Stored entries
┄┄┄┄┄┄┄┄┄┄┄┄┄┄┄┄┄┄┄┄

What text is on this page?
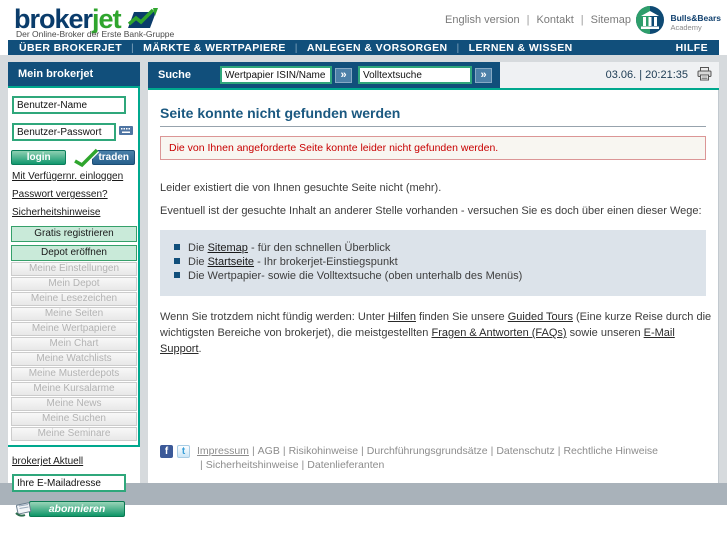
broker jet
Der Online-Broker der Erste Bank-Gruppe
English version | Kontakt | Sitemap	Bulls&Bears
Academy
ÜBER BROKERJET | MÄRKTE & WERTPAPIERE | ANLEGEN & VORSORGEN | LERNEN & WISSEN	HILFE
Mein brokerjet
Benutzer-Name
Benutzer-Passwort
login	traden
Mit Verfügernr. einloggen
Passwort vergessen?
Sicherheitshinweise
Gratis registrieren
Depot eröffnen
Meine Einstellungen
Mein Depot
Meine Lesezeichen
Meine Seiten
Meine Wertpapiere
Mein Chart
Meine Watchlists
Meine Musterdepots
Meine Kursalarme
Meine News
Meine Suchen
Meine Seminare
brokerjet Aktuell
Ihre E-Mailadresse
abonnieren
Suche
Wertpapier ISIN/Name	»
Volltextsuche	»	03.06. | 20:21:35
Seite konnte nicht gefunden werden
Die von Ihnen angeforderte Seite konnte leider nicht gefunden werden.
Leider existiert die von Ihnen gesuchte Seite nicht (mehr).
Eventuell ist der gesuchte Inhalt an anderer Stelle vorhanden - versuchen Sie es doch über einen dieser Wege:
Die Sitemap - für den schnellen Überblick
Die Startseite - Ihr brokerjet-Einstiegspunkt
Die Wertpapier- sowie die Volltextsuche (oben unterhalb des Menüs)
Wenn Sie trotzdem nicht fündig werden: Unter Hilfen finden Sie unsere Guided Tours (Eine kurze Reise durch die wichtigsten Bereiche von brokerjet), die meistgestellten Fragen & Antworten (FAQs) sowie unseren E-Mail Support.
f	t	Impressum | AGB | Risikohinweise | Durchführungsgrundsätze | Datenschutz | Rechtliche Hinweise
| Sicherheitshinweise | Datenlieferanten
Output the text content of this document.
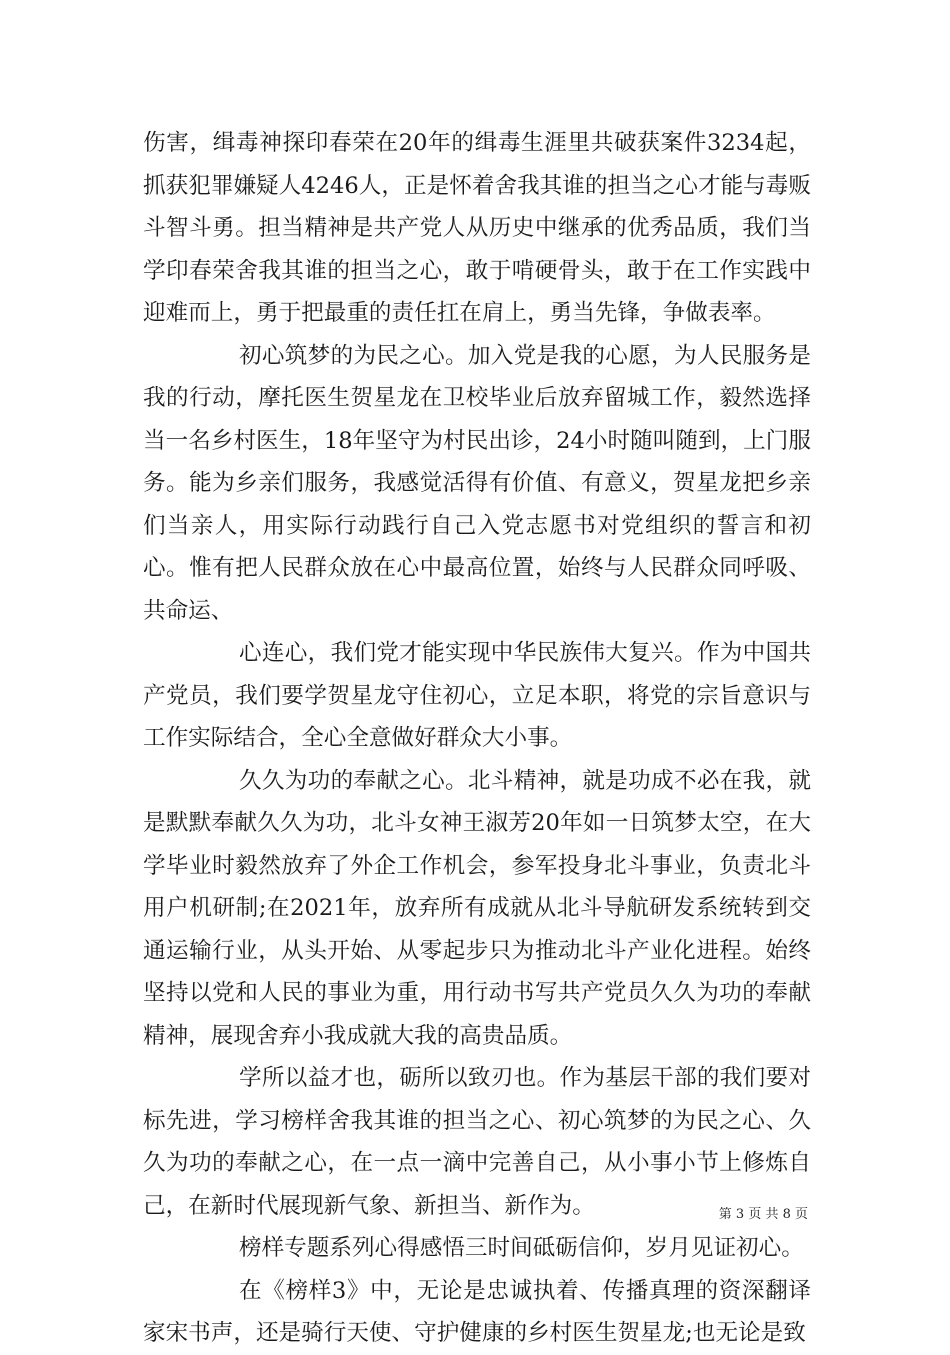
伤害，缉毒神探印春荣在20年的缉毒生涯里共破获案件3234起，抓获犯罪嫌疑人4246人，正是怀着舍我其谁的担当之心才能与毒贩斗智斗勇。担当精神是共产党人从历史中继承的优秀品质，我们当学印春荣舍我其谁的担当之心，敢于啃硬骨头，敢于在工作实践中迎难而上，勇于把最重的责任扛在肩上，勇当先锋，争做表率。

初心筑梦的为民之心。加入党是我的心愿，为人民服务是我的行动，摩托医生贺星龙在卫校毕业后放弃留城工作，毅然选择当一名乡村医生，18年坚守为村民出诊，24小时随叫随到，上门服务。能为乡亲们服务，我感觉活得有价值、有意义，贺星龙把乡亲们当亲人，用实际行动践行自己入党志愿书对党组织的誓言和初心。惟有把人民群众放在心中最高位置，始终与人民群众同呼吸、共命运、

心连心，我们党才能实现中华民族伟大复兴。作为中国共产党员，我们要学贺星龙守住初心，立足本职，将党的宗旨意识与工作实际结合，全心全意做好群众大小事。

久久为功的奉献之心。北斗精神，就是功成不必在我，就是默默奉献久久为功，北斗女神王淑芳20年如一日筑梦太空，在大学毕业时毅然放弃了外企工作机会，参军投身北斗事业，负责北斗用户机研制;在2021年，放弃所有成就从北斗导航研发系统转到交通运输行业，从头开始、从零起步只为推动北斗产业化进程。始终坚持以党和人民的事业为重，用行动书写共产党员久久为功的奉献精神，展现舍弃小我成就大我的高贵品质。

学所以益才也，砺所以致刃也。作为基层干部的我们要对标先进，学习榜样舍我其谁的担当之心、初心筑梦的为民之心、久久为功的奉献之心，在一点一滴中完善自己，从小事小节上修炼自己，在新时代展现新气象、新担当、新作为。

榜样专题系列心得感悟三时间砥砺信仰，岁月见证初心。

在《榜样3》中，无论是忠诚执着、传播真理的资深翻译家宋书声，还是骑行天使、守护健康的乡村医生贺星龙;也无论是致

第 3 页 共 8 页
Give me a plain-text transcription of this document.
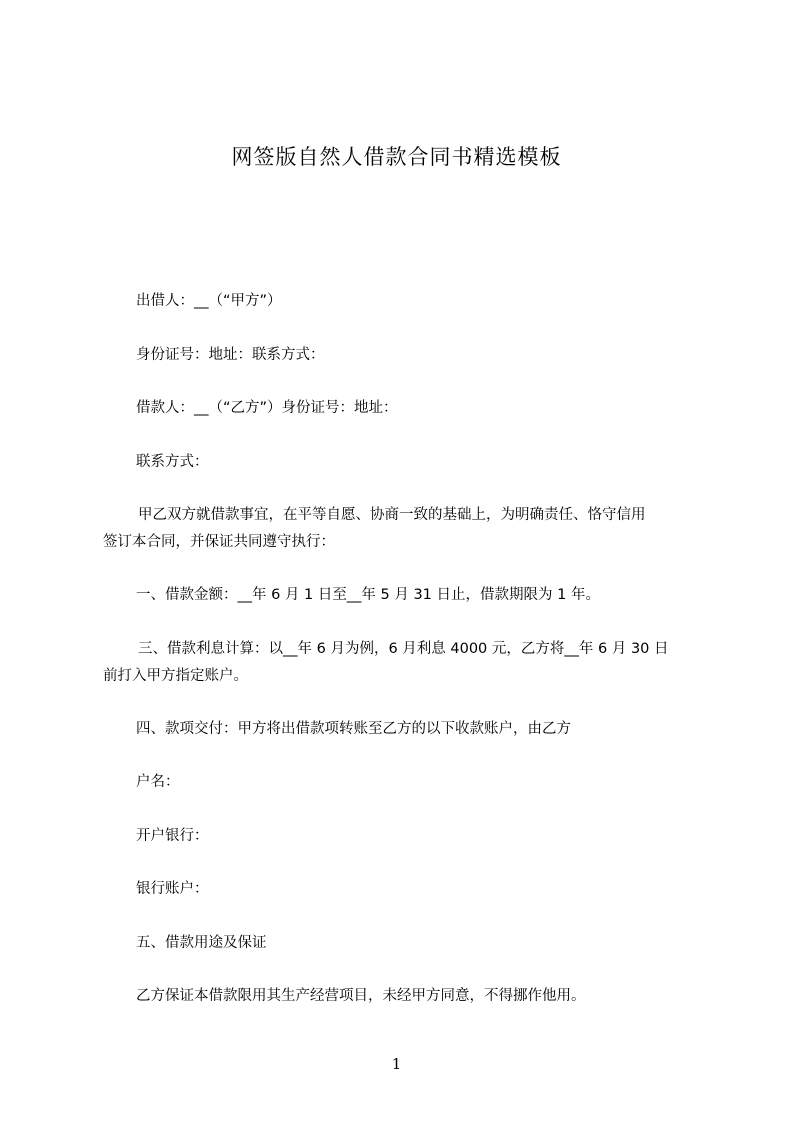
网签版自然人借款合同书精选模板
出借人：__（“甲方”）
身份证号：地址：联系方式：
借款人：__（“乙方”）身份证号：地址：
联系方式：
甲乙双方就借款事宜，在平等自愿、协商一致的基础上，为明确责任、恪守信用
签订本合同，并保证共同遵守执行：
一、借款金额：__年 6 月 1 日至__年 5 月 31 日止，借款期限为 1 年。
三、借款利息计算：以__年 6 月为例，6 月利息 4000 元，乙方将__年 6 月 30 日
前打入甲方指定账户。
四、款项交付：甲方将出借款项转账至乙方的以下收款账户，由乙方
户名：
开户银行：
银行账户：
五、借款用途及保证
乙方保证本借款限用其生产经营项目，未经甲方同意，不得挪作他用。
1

┄┄┄┄┄┄┄┄┄┄┄┄┄┄┄┄┄┄┄┄

Exclude all images and restate the records above word for word.

What text is on this page?
broker jet
Der Online-Broker der Erste Bank-Gruppe
English version | Kontakt | Sitemap	Bulls&Bears
Academy
ÜBER BROKERJET | MÄRKTE & WERTPAPIERE | ANLEGEN & VORSORGEN | LERNEN & WISSEN	HILFE
Mein brokerjet
Benutzer-Name
Benutzer-Passwort
login	traden
Mit Verfügernr. einloggen
Passwort vergessen?
Sicherheitshinweise
Gratis registrieren
Depot eröffnen
Meine Einstellungen
Mein Depot
Meine Lesezeichen
Meine Seiten
Meine Wertpapiere
Mein Chart
Meine Watchlists
Meine Musterdepots
Meine Kursalarme
Meine News
Meine Suchen
Meine Seminare
brokerjet Aktuell
Ihre E-Mailadresse
abonnieren
Suche
Wertpapier ISIN/Name	»
Volltextsuche	»	03.06. | 20:21:35
Seite konnte nicht gefunden werden
Die von Ihnen angeforderte Seite konnte leider nicht gefunden werden.
Leider existiert die von Ihnen gesuchte Seite nicht (mehr).
Eventuell ist der gesuchte Inhalt an anderer Stelle vorhanden - versuchen Sie es doch über einen dieser Wege:
Die Sitemap - für den schnellen Überblick
Die Startseite - Ihr brokerjet-Einstiegspunkt
Die Wertpapier- sowie die Volltextsuche (oben unterhalb des Menüs)
Wenn Sie trotzdem nicht fündig werden: Unter Hilfen finden Sie unsere Guided Tours (Eine kurze Reise durch die wichtigsten Bereiche von brokerjet), die meistgestellten Fragen & Antworten (FAQs) sowie unseren E-Mail Support.
f	t	Impressum | AGB | Risikohinweise | Durchführungsgrundsätze | Datenschutz | Rechtliche Hinweise
| Sicherheitshinweise | Datenlieferanten
Output the text content of this document.
伤害，缉毒神探印春荣在20年的缉毒生涯里共破获案件3234起，抓获犯罪嫌疑人4246人，正是怀着舍我其谁的担当之心才能与毒贩斗智斗勇。担当精神是共产党人从历史中继承的优秀品质，我们当学印春荣舍我其谁的担当之心，敢于啃硬骨头，敢于在工作实践中迎难而上，勇于把最重的责任扛在肩上，勇当先锋，争做表率。

初心筑梦的为民之心。加入党是我的心愿，为人民服务是我的行动，摩托医生贺星龙在卫校毕业后放弃留城工作，毅然选择当一名乡村医生，18年坚守为村民出诊，24小时随叫随到，上门服务。能为乡亲们服务，我感觉活得有价值、有意义，贺星龙把乡亲们当亲人，用实际行动践行自己入党志愿书对党组织的誓言和初心。惟有把人民群众放在心中最高位置，始终与人民群众同呼吸、共命运、

心连心，我们党才能实现中华民族伟大复兴。作为中国共产党员，我们要学贺星龙守住初心，立足本职，将党的宗旨意识与工作实际结合，全心全意做好群众大小事。

久久为功的奉献之心。北斗精神，就是功成不必在我，就是默默奉献久久为功，北斗女神王淑芳20年如一日筑梦太空，在大学毕业时毅然放弃了外企工作机会，参军投身北斗事业，负责北斗用户机研制;在2021年，放弃所有成就从北斗导航研发系统转到交通运输行业，从头开始、从零起步只为推动北斗产业化进程。始终坚持以党和人民的事业为重，用行动书写共产党员久久为功的奉献精神，展现舍弃小我成就大我的高贵品质。

学所以益才也，砺所以致刃也。作为基层干部的我们要对标先进，学习榜样舍我其谁的担当之心、初心筑梦的为民之心、久久为功的奉献之心，在一点一滴中完善自己，从小事小节上修炼自己，在新时代展现新气象、新担当、新作为。

榜样专题系列心得感悟三时间砥砺信仰，岁月见证初心。

在《榜样3》中，无论是忠诚执着、传播真理的资深翻译家宋书声，还是骑行天使、守护健康的乡村医生贺星龙;也无论是致

第 3 页 共 8 页
Give me a plain-text transcription of this document.
网签版自然人借款合同书精选模板
出借人：__（“甲方”）
身份证号：地址：联系方式：
借款人：__（“乙方”）身份证号：地址：
联系方式：
甲乙双方就借款事宜，在平等自愿、协商一致的基础上，为明确责任、恪守信用
签订本合同，并保证共同遵守执行：
一、借款金额：__年 6 月 1 日至__年 5 月 31 日止，借款期限为 1 年。
三、借款利息计算：以__年 6 月为例，6 月利息 4000 元，乙方将__年 6 月 30 日
前打入甲方指定账户。
四、款项交付：甲方将出借款项转账至乙方的以下收款账户，由乙方
户名：
开户银行：
银行账户：
五、借款用途及保证
乙方保证本借款限用其生产经营项目，未经甲方同意，不得挪作他用。
1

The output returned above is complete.